====== RECORDS SHOWN

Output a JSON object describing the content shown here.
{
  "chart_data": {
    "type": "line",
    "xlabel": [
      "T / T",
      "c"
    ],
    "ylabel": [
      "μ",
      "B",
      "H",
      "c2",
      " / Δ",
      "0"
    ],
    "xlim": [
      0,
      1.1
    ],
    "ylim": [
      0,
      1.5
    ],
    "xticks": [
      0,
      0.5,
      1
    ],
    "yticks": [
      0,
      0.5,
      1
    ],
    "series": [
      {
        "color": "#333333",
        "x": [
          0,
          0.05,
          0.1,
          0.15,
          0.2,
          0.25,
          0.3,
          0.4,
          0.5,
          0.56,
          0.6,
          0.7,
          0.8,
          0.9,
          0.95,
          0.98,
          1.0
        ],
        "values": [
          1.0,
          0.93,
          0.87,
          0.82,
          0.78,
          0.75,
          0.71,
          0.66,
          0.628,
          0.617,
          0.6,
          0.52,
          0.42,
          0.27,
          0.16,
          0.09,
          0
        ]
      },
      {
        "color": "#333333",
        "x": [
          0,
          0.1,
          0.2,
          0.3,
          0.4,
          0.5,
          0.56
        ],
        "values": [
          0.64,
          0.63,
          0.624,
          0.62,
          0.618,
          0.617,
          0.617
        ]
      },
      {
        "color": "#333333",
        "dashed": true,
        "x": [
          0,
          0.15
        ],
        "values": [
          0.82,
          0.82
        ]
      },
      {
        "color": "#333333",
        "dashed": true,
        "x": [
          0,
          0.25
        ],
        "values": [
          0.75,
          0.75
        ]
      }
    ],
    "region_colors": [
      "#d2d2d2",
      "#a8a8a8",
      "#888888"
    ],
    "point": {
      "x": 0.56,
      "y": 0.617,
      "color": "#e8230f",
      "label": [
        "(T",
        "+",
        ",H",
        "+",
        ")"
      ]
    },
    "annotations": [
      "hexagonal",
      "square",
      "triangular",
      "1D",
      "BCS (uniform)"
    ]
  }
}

============

DO THIS: Type out the full listing again, exactly as given.

FULL RESPONSE:
Output a JSON object describing the content shown here.
{
  "chart_data": {
    "type": "line",
    "xlabel": [
      "T / T",
      "c"
    ],
    "ylabel": [
      "μ",
      "B",
      "H",
      "c2",
      " / Δ",
      "0"
    ],
    "xlim": [
      0,
      1.1
    ],
    "ylim": [
      0,
      1.5
    ],
    "xticks": [
      0,
      0.5,
      1
    ],
    "yticks": [
      0,
      0.5,
      1
    ],
    "series": [
      {
        "color": "#333333",
        "x": [
          0,
          0.05,
          0.1,
          0.15,
          0.2,
          0.25,
          0.3,
          0.4,
          0.5,
          0.56,
          0.6,
          0.7,
          0.8,
          0.9,
          0.95,
          0.98,
          1.0
        ],
        "values": [
          1.0,
          0.93,
          0.87,
          0.82,
          0.78,
          0.75,
          0.71,
          0.66,
          0.628,
          0.617,
          0.6,
          0.52,
          0.42,
          0.27,
          0.16,
          0.09,
          0
        ]
      },
      {
        "color": "#333333",
        "x": [
          0,
          0.1,
          0.2,
          0.3,
          0.4,
          0.5,
          0.56
        ],
        "values": [
          0.64,
          0.63,
          0.624,
          0.62,
          0.618,
          0.617,
          0.617
        ]
      },
      {
        "color": "#333333",
        "dashed": true,
        "x": [
          0,
          0.15
        ],
        "values": [
          0.82,
          0.82
        ]
      },
      {
        "color": "#333333",
        "dashed": true,
        "x": [
          0,
          0.25
        ],
        "values": [
          0.75,
          0.75
        ]
      }
    ],
    "region_colors": [
      "#d2d2d2",
      "#a8a8a8",
      "#888888"
    ],
    "point": {
      "x": 0.56,
      "y": 0.617,
      "color": "#e8230f",
      "label": [
        "(T",
        "+",
        ",H",
        "+",
        ")"
      ]
    },
    "annotations": [
      "hexagonal",
      "square",
      "triangular",
      "1D",
      "BCS (uniform)"
    ]
  }
}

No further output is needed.